Task goal - Below is a block of records; return all of them exactly, but without the images.

Dataset records:
::::
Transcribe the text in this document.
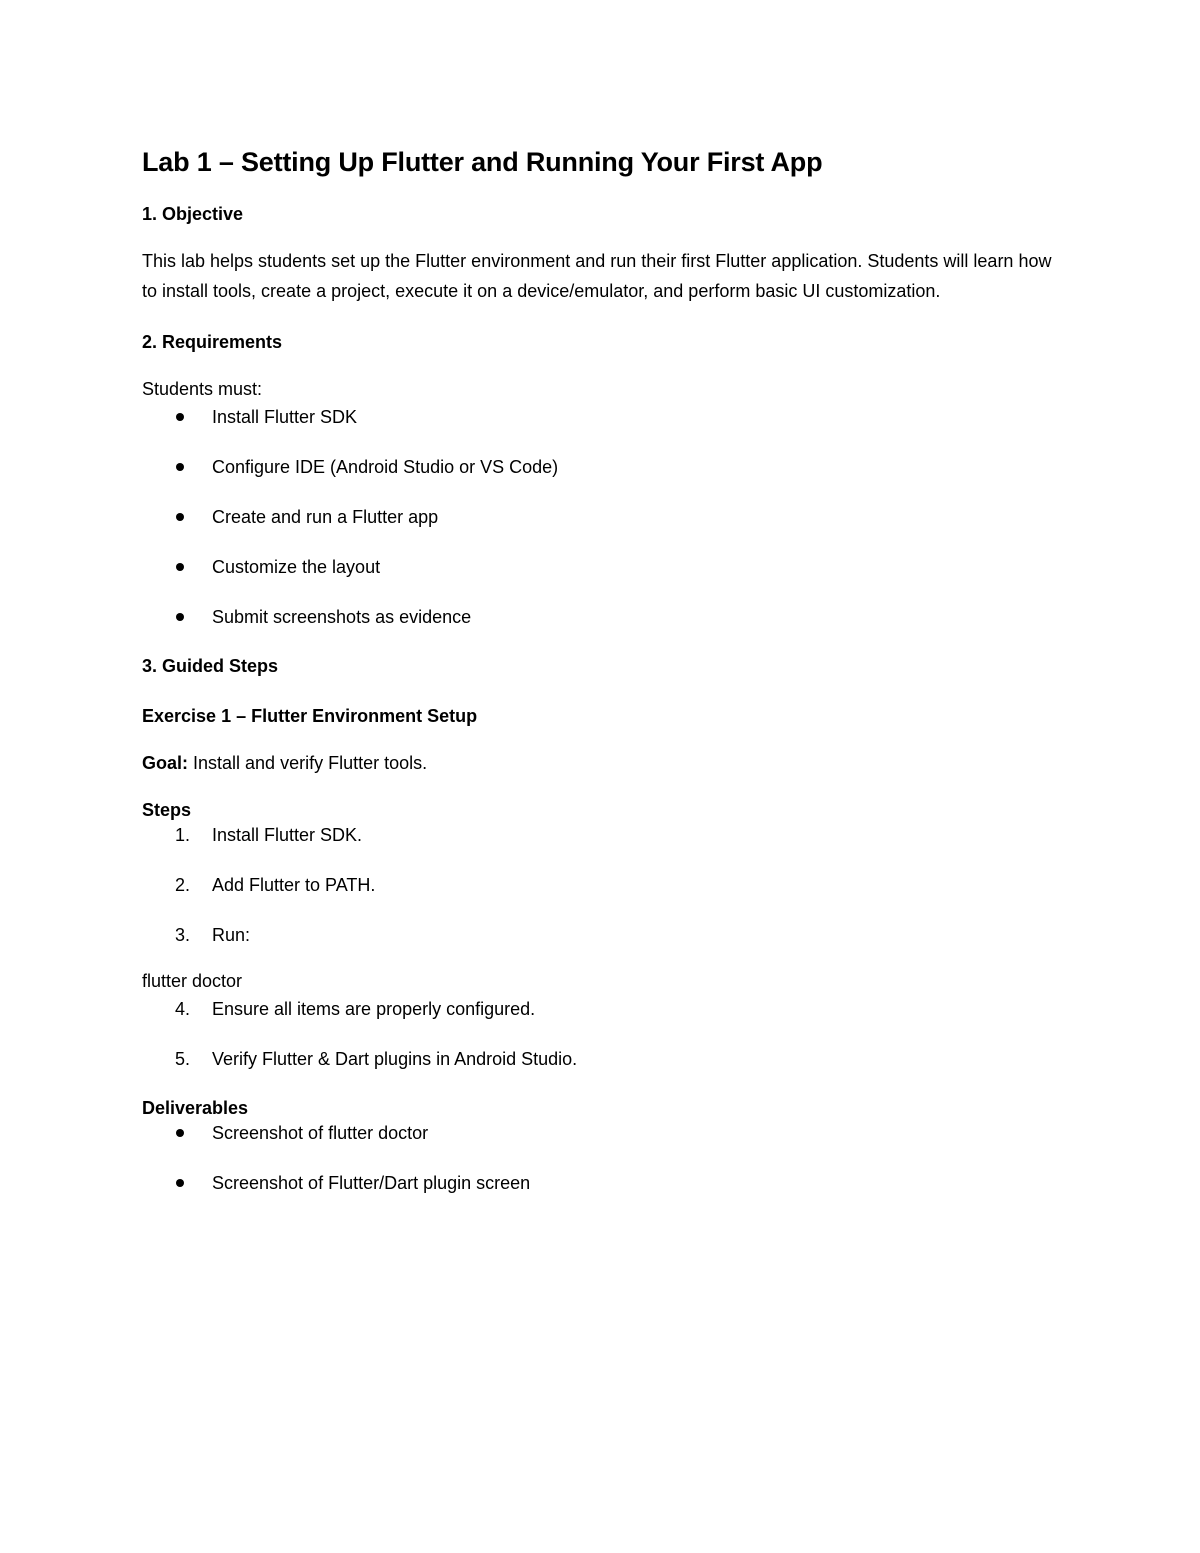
Lab 1 – Setting Up Flutter and Running Your First App
1. Objective

This lab helps students set up the Flutter environment and run their first Flutter application. Students will learn how to install tools, create a project, execute it on a device/emulator, and perform basic UI customization.

2. Requirements

Students must:

Install Flutter SDK
Configure IDE (Android Studio or VS Code)
Create and run a Flutter app
Customize the layout
Submit screenshots as evidence
3. Guided Steps
Exercise 1 – Flutter Environment Setup

Goal: Install and verify Flutter tools.

Steps
1.	Install Flutter SDK.
2.	Add Flutter to PATH.
3.	Run:

flutter doctor

4.	Ensure all items are properly configured.
5.	Verify Flutter & Dart plugins in Android Studio.
Deliverables
Screenshot of flutter doctor
Screenshot of Flutter/Dart plugin screen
::::
Result of this task -
Transcribe the text in this document.
Lab 1 – Setting Up Flutter and Running Your First App
1. Objective

This lab helps students set up the Flutter environment and run their first Flutter application. Students will learn how to install tools, create a project, execute it on a device/emulator, and perform basic UI customization.

2. Requirements

Students must:

Install Flutter SDK
Configure IDE (Android Studio or VS Code)
Create and run a Flutter app
Customize the layout
Submit screenshots as evidence
3. Guided Steps
Exercise 1 – Flutter Environment Setup

Goal: Install and verify Flutter tools.

Steps
1.	Install Flutter SDK.
2.	Add Flutter to PATH.
3.	Run:

flutter doctor

4.	Ensure all items are properly configured.
5.	Verify Flutter & Dart plugins in Android Studio.
Deliverables
Screenshot of flutter doctor
Screenshot of Flutter/Dart plugin screen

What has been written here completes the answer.